Please report every line from the material that contains the word "JSON".

===== DATA EXTRACT

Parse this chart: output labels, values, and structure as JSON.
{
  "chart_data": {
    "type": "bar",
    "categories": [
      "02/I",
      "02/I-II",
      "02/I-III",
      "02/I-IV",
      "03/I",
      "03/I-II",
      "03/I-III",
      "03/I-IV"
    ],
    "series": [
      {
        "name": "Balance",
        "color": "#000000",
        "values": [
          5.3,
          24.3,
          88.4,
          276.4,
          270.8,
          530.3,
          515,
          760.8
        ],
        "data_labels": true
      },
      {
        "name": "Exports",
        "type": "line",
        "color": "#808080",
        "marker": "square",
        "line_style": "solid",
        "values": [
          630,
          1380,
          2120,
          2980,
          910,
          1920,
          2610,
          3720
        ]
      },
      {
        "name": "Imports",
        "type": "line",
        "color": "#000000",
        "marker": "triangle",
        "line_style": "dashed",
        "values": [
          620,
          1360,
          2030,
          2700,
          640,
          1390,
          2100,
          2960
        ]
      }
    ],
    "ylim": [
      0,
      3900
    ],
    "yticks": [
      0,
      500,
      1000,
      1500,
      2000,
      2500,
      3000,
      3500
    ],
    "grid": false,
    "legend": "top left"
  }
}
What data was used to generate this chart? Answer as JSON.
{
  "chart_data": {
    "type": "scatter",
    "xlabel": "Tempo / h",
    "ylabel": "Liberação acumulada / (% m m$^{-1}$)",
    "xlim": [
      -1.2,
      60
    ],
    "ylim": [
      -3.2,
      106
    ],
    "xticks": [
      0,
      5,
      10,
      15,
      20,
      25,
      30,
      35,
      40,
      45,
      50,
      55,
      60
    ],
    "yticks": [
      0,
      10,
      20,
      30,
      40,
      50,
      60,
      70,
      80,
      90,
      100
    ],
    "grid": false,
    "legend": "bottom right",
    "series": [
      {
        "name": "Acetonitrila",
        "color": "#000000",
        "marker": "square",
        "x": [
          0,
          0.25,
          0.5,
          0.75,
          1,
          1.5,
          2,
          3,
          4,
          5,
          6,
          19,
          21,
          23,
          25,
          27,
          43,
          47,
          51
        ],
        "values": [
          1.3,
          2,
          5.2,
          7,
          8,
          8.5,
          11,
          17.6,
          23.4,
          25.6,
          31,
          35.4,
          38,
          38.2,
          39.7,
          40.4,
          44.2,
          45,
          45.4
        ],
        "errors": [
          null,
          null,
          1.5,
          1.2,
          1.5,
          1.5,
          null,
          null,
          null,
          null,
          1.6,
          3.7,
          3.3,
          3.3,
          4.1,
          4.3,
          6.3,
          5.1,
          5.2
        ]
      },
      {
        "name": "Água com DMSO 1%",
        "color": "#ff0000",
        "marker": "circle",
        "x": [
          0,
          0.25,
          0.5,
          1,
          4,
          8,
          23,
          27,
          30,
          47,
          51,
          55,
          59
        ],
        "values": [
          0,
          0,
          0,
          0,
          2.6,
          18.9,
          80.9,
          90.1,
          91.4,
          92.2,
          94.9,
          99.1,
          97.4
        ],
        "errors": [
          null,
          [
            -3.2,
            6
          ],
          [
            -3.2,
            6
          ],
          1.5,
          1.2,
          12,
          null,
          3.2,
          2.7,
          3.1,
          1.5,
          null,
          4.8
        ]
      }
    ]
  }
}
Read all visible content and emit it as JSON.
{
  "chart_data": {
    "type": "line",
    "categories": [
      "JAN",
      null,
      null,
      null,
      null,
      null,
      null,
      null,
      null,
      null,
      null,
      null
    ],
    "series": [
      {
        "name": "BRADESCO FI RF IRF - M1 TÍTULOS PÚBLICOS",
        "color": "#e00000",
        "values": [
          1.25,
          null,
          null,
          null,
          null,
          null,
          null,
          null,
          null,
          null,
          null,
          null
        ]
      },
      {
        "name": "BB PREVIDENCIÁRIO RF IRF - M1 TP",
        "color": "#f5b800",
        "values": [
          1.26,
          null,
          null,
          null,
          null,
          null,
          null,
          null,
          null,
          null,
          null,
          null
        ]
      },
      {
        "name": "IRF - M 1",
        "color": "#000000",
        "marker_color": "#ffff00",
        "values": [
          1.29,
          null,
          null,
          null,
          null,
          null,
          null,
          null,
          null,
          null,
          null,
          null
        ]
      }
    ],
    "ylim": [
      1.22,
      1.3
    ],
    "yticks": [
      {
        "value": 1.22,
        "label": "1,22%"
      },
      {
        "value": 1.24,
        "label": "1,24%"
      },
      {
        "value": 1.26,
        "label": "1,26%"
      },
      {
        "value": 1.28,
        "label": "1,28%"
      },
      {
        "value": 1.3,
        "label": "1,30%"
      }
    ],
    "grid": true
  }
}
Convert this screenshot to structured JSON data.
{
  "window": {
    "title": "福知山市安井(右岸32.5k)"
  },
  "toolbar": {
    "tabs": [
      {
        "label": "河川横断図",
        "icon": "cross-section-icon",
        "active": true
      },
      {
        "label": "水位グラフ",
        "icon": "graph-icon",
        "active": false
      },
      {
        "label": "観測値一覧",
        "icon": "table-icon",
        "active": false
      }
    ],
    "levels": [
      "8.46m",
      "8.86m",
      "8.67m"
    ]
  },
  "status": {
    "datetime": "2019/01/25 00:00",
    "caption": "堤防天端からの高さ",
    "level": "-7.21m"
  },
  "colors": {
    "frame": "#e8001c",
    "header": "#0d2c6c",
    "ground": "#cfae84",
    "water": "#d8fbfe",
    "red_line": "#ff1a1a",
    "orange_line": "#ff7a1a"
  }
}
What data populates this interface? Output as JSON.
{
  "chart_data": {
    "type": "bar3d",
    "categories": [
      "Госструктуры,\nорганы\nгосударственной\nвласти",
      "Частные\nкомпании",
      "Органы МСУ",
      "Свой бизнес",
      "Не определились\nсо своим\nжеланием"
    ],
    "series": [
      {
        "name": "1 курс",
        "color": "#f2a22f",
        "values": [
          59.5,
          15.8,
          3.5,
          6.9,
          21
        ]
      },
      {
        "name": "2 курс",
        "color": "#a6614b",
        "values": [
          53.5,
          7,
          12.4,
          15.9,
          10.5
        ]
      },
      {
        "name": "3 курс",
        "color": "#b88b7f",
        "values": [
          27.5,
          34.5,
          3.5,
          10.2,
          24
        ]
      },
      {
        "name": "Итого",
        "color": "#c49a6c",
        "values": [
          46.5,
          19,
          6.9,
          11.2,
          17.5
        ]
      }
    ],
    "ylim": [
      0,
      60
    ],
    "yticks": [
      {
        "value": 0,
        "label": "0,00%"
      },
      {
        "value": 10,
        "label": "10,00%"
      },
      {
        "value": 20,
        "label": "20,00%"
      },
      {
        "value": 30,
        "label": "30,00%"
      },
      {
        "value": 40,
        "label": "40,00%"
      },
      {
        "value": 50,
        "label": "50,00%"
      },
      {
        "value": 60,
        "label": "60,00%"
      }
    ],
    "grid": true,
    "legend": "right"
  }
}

==========

- WORKED ANSWER:
Parse this chart: output labels, values, and structure as JSON.
What data was used to generate this chart? Answer as JSON.
Read all visible content and emit it as JSON.
Convert this screenshot to structured JSON data.
What data populates this interface? Output as JSON.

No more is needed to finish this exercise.